- 更新日 : 2024年7月12日
ERPとMRPの違いは?特徴やメリット・デメリットをわかりやすく解説
現在では単独の基幹システムではなく、ERPを導入している企業が増えています。ERPが普及する前は、MRPと呼ばれるシステムを導入している企業も多くありました。どちらも基幹業務の業務効率化を行うためのシステムですが、両者は概念やシステムが異なります。
ここではERPとMRPの違い、なぜERPが導入されるようになったのか、ERPのメリット・デメリットなどをご紹介します。
目次
ERPとMRPの違いとは?
ERPとMRPはどちらも基幹業務を効率化するシステムです。しかし、次のような部分が異なります。
導入する目的
ERPの導入目的は基幹業務とそれに関するデータを一元的に管理することです。それによって経営資源を効率的に活用し、大幅な業務効率化が可能になります。
一方、MRPの導入目的は生産管理の合理化と資材調達の最適化です。MRPを活用することで、ジャストインタイムの在庫管理を実現し、過剰在庫やキャッシュフローの悪化などを防ぐことができます。
システムがカバーする範囲
ERPは基幹業務のすべてをカバーし、それらのデータを統合しています。対してMRPは、生産管理を対象とした業務システムで、仕入れ量の計算、在庫管理などの機能があり、生産管理を合理化・自動化することができます。
得られる分析結果
ERPは基幹業務すべてをカバーしているため、在庫管理だけでなく、販売管理、原価計算など企業経営全体を見据えた分析やシミュレーションが可能です。
MRPは、生産管理に関わる部分のデータを分析し、シミュレーションすることができます。
導入費用
ERPはカバーする範囲が広いため、MRPよりも費用がかかりますが、最近ではクラウド型ERPやコンポーネント型ERPの普及により、会社の規模に合ったシステムを低コストで導入することも可能になってきました。
MRPとは
MRP(Material Requirement Planning)は日本語で「資材所要量計画」と訳されます。1970年ごろに広がったもので、生産管理から在庫管理を効率的に行うための手法、およびそれを実現するためのシステムのことです。
MRPがカバーする業務は、主に次の範囲です。
- 生産するための原材料(資材・部品など)を調達する
- 原材料を在庫として管理する
- 在庫を利用して生産計画を立てる
MRPを導入することで、資材調達、生産費用、時間などの業務を効率化し、最適化することができます。資材調達が最適化された状態とは、ジャストインタイム方式と言われる、「必要なものを」「必要なときに」「必要なだけ」調達する方法です。
MRPの特徴
MRPでは、在庫を適正に管理することで、在庫管理や生産管理の無駄をなくします。
在庫を適正に管理するためには、次のようなプロセスが必要です。

データセット抜粋

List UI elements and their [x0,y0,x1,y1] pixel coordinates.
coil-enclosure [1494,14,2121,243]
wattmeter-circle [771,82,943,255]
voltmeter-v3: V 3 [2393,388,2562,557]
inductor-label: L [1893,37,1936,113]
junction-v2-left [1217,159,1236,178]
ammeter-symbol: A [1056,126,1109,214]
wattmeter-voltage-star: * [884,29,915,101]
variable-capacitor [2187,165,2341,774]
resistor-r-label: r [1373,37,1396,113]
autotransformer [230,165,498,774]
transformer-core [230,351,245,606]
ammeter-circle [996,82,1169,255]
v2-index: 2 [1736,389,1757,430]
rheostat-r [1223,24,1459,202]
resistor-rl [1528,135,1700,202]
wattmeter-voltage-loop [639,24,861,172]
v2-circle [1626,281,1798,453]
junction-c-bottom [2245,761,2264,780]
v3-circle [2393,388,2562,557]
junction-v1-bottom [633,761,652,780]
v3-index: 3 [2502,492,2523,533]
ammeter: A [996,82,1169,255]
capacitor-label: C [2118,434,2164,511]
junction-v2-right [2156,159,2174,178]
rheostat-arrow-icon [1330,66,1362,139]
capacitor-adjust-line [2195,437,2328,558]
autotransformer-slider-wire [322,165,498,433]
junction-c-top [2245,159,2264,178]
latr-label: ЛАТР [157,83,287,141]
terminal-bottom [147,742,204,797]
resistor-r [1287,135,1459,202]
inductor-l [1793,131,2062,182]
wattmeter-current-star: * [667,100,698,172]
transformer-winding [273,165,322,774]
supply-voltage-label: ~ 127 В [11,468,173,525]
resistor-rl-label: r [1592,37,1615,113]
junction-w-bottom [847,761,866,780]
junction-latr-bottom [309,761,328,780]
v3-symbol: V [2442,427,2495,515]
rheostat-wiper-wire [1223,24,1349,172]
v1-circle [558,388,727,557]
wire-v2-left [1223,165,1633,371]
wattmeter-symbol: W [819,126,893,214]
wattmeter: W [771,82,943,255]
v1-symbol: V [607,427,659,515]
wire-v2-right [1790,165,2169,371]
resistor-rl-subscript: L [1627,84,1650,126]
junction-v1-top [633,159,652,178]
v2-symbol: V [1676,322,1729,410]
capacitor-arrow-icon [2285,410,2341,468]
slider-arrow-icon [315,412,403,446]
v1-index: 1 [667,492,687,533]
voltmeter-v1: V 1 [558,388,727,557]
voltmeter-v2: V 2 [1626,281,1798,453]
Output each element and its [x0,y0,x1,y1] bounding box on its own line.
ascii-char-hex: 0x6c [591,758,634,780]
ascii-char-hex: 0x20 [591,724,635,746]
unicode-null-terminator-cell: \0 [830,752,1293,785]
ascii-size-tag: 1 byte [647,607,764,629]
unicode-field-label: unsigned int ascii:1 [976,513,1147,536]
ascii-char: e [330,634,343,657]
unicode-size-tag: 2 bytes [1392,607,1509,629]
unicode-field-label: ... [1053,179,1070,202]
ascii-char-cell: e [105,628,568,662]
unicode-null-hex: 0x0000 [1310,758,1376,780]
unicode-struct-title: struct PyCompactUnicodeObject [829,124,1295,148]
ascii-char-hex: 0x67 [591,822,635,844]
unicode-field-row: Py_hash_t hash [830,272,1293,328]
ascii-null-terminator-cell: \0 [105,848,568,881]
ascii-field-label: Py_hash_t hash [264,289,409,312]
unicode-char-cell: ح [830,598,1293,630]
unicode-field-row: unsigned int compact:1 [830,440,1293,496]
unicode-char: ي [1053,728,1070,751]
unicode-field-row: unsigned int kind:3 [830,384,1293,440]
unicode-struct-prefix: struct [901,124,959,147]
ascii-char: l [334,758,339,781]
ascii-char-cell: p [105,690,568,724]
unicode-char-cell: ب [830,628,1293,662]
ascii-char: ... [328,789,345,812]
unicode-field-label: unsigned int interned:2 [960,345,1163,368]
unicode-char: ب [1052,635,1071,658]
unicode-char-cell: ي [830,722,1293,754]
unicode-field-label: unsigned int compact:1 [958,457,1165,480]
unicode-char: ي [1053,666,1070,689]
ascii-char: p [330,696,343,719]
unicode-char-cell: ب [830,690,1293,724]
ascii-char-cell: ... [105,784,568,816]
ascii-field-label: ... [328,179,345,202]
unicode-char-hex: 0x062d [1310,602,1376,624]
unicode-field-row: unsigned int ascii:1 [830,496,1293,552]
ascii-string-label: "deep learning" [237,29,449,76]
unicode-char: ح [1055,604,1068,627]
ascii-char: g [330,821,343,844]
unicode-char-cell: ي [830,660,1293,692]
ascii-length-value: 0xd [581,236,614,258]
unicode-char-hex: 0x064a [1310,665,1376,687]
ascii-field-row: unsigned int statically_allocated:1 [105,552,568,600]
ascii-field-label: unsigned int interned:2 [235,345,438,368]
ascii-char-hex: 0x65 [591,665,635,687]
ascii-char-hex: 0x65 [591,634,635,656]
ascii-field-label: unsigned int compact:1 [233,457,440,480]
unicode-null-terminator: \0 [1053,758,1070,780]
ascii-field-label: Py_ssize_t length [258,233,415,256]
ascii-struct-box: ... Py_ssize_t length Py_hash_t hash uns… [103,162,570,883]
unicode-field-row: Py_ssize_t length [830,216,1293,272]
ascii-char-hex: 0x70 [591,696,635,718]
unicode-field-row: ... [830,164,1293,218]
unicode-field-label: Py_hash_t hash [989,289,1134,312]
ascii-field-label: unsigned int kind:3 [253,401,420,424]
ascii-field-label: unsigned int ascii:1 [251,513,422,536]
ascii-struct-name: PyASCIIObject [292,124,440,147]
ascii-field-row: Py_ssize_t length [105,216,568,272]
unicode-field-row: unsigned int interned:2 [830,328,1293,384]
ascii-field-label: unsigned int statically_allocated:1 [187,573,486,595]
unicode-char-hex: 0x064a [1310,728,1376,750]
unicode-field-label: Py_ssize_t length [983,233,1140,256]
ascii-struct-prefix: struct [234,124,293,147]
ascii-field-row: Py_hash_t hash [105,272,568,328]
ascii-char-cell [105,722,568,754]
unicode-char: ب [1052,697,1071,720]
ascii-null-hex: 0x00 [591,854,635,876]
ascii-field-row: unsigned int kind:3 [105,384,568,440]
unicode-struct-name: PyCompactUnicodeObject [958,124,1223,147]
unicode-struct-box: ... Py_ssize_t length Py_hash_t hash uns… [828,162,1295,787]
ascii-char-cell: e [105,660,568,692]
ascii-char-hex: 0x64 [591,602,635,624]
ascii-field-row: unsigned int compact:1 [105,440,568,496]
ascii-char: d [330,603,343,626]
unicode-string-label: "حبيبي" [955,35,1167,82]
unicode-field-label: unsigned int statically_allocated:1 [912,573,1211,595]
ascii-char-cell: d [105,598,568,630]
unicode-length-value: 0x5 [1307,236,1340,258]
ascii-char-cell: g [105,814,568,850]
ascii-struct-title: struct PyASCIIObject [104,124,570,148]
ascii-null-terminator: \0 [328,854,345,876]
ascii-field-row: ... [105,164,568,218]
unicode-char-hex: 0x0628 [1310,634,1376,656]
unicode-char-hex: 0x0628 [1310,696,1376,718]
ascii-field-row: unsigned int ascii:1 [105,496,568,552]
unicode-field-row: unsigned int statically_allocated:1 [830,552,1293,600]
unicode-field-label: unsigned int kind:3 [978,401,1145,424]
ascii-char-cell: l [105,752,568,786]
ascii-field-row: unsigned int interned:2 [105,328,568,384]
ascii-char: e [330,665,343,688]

*課題 1*.
ERPとMRPの解説記事のうち「ERPはカバーする範囲が広いため」で始まる段落を、主な事実を残して短く書き直してください。
*課題 2*.
ERPとMRPの解説記事から、「- 更新日 : 2024年7月12日」で始まり「業務効率化が可能になります。」で終わる部分を一字も変えずに書き写してください。
*課題 3*.
ERPとMRPの解説記事の続きを、最後の文のあとから書き進めてください。

*最終回答 1*.
ERPは対象範囲が広いぶんMRPより費用がかかるが、近年はクラウド型やコンポーネント型のERPが普及し、会社の規模に合ったシステムを低コストで導入することも可能になってきた。

*最終回答 2*.
- 更新日 : 2024年7月12日
ERPとMRPの違いは?特徴やメリット・デメリットをわかりやすく解説
現在では単独の基幹システムではなく、ERPを導入している企業が増えています。ERPが普及する前は、MRPと呼ばれるシステムを導入している企業も多くありました。どちらも基幹業務の業務効率化を行うためのシステムですが、両者は概念やシステムが異なります。
ここではERPとMRPの違い、なぜERPが導入されるようになったのか、ERPのメリット・デメリットなどをご紹介します。
目次
ERPとMRPの違いとは?
ERPとMRPはどちらも基幹業務を効率化するシステムです。しかし、次のような部分が異なります。
導入する目的
ERPの導入目的は基幹業務とそれに関するデータを一元的に管理することです。それによって経営資源を効率的に活用し、大幅な業務効率化が可能になります。

*最終回答 3*.
- 在庫数を把握すること
- 在庫数と売上に応じて適正な発注・計画を立てること
- それによって製品を安定的に供給すること
- 安定的な生産により在庫の過不足を少なくすること
- 過剰な在庫を持たないことで、コスト削減にもつなげること
MRPを活用することで、これらのプロセスを効率化・自動化することができます。また、作業を自動化することで社員の作業を減らし、人件費の削減と人的ミスの削減を実現することも可能です。
MRP2の誕生
MRP2(Manufacturing Resource Planning )は日本語で「製造資源計画」と訳されます。1980年代に生まれた、MRPの発展形です。
MRP2は、管理の対象をMRPの在庫管理や生産管理に限らず、「製造能力」を加えています。製造能力とは、従業員・工数・資材・設備・費用、時間などです。要素が増えたぶんだけ管理は複雑になりましたが、より正確で緻密な計画を立てることができるようになりました。
MRPからMRP2への移行で、生産管理に関わるすべての要素を総合的に管理し、利益率を高めることが可能です。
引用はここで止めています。